| Source records |
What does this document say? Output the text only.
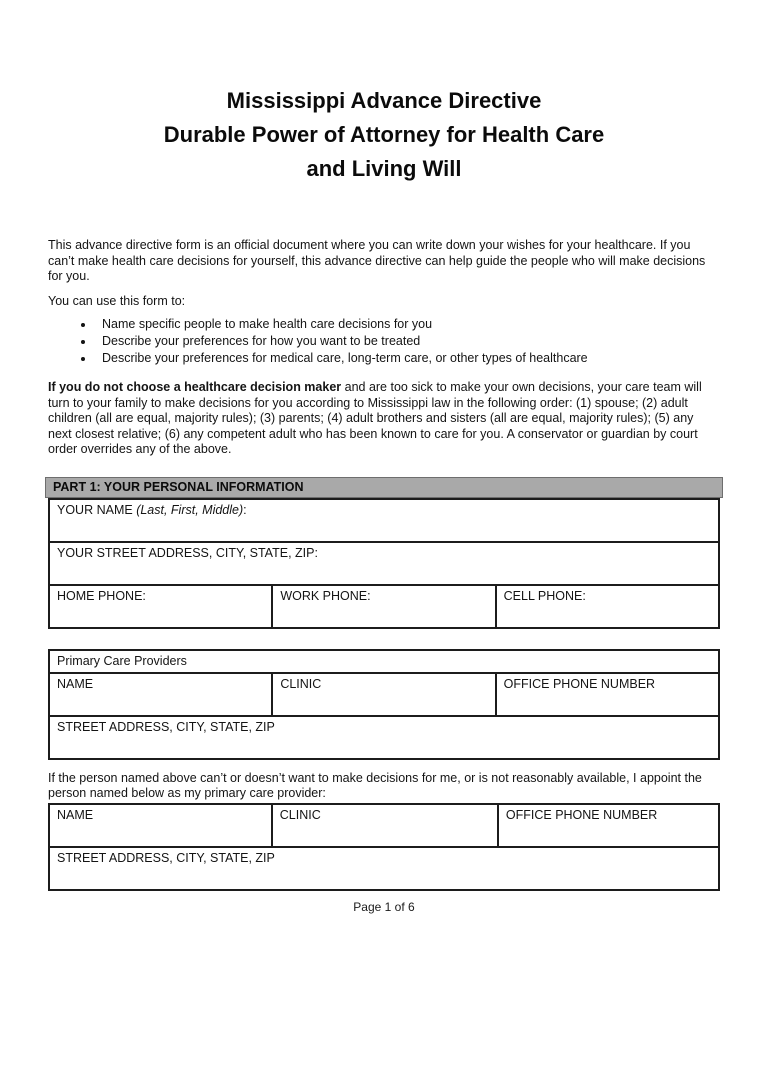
Mississippi Advance Directive
Durable Power of Attorney for Health Care
and Living Will

This advance directive form is an official document where you can write down your wishes for your healthcare. If you can’t make health care decisions for yourself, this advance directive can help guide the people who will make decisions for you.

You can use this form to:

• Name specific people to make health care decisions for you
• Describe your preferences for how you want to be treated
• Describe your preferences for medical care, long-term care, or other types of healthcare

If you do not choose a healthcare decision maker and are too sick to make your own decisions, your care team will turn to your family to make decisions for you according to Mississippi law in the following order: (1) spouse; (2) adult children (all are equal, majority rules); (3) parents; (4) adult brothers and sisters (all are equal, majority rules); (5) any next closest relative; (6) any competent adult who has been known to care for you. A conservator or guardian by court order overrides any of the above.

PART 1: YOUR PERSONAL INFORMATION
YOUR NAME (Last, First, Middle):
YOUR STREET ADDRESS, CITY, STATE, ZIP:
HOME PHONE:	WORK PHONE:	CELL PHONE:
Primary Care Providers
NAME	CLINIC	OFFICE PHONE NUMBER
STREET ADDRESS, CITY, STATE, ZIP

If the person named above can’t or doesn’t want to make decisions for me, or is not reasonably available, I appoint the person named below as my primary care provider:

NAME	CLINIC	OFFICE PHONE NUMBER
STREET ADDRESS, CITY, STATE, ZIP
Page 1 of 6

| Set exercise |
Your task is to retype all the entries exactly and leave out any pictures.

| Worked solution |
What does this document say? Output the text only.
Mississippi Advance Directive
Durable Power of Attorney for Health Care
and Living Will

This advance directive form is an official document where you can write down your wishes for your healthcare. If you can’t make health care decisions for yourself, this advance directive can help guide the people who will make decisions for you.

You can use this form to:

• Name specific people to make health care decisions for you
• Describe your preferences for how you want to be treated
• Describe your preferences for medical care, long-term care, or other types of healthcare

If you do not choose a healthcare decision maker and are too sick to make your own decisions, your care team will turn to your family to make decisions for you according to Mississippi law in the following order: (1) spouse; (2) adult children (all are equal, majority rules); (3) parents; (4) adult brothers and sisters (all are equal, majority rules); (5) any next closest relative; (6) any competent adult who has been known to care for you. A conservator or guardian by court order overrides any of the above.

PART 1: YOUR PERSONAL INFORMATION
YOUR NAME (Last, First, Middle):
YOUR STREET ADDRESS, CITY, STATE, ZIP:
HOME PHONE:	WORK PHONE:	CELL PHONE:
Primary Care Providers
NAME	CLINIC	OFFICE PHONE NUMBER
STREET ADDRESS, CITY, STATE, ZIP

If the person named above can’t or doesn’t want to make decisions for me, or is not reasonably available, I appoint the person named below as my primary care provider:

NAME	CLINIC	OFFICE PHONE NUMBER
STREET ADDRESS, CITY, STATE, ZIP
Page 1 of 6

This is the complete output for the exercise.